*STATED GOAL*: Within this material, how many lines have the string "Frittata" in them? The answer is a number, with nothing added.
— Start LISTED ENTRIES —
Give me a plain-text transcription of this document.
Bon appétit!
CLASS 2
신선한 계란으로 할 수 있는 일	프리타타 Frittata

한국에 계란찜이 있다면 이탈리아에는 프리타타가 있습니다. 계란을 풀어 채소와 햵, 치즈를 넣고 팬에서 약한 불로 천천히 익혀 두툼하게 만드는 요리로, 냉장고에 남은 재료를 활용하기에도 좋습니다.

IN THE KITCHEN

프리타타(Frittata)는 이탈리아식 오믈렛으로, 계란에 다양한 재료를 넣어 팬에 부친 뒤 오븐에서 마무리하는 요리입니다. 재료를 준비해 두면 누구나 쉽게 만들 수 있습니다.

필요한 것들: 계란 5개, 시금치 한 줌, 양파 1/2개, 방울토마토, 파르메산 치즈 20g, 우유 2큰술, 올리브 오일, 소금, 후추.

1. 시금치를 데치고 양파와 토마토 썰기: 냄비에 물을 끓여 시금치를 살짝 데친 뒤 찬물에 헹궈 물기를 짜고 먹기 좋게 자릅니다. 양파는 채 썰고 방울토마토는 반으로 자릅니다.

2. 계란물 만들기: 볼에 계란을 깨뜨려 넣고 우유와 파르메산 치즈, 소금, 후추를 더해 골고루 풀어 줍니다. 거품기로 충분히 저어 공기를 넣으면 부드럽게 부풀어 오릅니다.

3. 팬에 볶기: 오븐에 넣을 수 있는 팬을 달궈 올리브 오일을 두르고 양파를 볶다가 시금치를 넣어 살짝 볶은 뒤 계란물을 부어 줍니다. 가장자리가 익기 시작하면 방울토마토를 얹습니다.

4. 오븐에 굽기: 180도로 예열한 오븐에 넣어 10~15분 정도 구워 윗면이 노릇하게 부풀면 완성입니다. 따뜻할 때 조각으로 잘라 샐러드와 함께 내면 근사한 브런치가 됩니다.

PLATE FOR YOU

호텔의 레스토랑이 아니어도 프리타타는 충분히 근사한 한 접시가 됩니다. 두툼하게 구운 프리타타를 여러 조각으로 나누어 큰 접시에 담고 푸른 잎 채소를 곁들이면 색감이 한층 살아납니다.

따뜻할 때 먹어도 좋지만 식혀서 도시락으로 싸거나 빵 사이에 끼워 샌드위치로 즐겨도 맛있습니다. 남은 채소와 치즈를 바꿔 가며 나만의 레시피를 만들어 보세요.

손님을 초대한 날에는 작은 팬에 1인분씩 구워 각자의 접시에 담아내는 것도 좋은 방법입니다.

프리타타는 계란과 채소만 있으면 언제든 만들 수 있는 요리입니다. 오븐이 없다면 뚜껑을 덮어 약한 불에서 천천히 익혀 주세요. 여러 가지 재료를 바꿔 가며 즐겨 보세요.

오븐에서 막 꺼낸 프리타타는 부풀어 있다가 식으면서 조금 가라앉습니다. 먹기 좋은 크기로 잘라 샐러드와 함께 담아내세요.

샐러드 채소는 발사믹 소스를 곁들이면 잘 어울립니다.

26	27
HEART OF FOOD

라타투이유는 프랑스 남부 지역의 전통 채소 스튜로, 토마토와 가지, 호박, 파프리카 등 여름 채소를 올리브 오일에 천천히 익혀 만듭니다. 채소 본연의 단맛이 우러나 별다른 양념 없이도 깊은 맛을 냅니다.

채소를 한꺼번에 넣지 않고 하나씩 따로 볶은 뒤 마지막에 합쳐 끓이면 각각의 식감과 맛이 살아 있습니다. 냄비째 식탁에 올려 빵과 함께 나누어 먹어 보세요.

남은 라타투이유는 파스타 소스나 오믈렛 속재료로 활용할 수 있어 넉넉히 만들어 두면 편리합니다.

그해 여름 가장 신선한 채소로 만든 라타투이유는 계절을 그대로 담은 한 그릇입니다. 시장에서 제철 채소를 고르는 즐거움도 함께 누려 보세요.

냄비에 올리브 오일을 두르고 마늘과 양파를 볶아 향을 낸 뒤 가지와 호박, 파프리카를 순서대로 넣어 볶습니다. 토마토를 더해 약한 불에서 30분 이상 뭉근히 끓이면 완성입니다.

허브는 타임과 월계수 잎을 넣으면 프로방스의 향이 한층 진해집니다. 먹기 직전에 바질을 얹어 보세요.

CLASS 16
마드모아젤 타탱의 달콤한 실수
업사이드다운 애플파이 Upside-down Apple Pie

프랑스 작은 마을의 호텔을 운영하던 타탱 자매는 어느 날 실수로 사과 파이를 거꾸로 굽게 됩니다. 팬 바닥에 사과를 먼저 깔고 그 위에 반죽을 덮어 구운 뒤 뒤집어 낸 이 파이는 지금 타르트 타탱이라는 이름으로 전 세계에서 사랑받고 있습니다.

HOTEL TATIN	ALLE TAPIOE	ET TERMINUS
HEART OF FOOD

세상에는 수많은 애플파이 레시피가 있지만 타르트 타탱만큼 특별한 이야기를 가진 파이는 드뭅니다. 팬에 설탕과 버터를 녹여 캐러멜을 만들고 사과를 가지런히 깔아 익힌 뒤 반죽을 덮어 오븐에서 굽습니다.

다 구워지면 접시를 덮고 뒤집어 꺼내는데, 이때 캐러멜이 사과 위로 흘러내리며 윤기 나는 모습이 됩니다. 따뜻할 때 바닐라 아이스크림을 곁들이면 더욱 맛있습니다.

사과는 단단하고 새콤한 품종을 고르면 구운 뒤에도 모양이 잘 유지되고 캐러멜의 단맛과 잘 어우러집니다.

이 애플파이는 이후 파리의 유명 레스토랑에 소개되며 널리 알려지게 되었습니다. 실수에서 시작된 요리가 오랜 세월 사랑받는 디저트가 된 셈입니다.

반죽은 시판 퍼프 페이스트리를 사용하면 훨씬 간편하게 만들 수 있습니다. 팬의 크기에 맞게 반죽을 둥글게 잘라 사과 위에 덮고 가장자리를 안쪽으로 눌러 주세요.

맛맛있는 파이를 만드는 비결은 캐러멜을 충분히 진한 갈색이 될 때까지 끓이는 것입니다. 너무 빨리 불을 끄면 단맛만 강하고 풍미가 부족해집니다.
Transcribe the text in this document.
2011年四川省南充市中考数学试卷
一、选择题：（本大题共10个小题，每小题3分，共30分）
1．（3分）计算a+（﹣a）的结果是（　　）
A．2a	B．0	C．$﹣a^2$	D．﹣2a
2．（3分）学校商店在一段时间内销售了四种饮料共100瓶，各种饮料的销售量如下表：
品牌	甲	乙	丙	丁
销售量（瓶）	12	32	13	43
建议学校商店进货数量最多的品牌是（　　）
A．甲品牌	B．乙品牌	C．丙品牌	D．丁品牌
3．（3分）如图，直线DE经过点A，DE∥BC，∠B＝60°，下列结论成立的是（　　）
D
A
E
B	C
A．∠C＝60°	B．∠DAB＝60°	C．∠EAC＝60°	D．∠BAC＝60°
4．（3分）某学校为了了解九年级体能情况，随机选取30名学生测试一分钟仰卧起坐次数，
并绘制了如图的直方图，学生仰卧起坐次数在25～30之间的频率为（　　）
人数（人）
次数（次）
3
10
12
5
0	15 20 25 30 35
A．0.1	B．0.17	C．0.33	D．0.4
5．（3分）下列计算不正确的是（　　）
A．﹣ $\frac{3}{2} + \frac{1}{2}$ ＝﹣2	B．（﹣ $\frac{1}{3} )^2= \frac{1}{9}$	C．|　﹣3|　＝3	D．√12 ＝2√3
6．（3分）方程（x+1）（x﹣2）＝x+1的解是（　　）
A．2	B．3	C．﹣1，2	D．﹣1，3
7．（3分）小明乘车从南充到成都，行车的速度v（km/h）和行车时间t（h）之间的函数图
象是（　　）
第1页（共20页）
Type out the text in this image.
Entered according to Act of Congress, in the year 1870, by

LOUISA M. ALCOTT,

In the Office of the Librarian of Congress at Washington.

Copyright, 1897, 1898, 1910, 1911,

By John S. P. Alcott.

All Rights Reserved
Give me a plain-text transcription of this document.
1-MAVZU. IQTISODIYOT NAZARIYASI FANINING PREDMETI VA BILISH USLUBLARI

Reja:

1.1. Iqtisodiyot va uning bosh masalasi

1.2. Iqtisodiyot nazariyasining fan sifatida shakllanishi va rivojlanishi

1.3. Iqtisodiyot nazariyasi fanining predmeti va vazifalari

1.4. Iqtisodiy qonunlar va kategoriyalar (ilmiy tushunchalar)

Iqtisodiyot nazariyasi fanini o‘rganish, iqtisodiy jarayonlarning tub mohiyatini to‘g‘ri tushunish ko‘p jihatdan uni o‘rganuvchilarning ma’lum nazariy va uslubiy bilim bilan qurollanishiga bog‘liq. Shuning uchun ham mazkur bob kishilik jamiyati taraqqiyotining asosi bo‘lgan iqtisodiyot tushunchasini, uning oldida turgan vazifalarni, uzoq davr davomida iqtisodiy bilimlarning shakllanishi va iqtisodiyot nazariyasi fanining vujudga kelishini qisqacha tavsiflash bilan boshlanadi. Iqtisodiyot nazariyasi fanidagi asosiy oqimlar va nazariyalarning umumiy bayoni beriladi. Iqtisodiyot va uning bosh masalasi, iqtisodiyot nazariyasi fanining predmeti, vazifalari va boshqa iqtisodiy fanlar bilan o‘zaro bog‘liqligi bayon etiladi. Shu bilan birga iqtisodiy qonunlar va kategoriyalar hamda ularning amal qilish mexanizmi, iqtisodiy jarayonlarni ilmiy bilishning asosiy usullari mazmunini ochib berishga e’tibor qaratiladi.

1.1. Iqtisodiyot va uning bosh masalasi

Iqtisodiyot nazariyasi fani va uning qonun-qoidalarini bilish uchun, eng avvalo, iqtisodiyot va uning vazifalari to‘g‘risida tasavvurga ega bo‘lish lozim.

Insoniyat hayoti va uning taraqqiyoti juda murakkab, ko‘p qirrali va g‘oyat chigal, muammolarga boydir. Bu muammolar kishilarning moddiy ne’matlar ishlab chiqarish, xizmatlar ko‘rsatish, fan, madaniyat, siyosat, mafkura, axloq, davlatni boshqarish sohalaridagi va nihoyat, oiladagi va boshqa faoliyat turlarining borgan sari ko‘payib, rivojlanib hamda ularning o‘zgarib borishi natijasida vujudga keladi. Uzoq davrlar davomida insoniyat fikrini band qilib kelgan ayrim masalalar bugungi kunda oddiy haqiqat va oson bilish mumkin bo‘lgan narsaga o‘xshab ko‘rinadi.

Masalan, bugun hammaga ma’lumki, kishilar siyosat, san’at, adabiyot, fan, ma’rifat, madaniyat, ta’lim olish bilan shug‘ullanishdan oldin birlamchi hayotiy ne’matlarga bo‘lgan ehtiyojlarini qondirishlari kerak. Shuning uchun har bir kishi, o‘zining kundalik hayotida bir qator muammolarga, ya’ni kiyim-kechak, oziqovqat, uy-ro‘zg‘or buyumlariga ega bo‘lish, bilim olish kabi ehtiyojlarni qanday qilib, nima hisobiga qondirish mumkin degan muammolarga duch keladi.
— End LISTED ENTRIES —
*FINISHED EXERCISE*: 2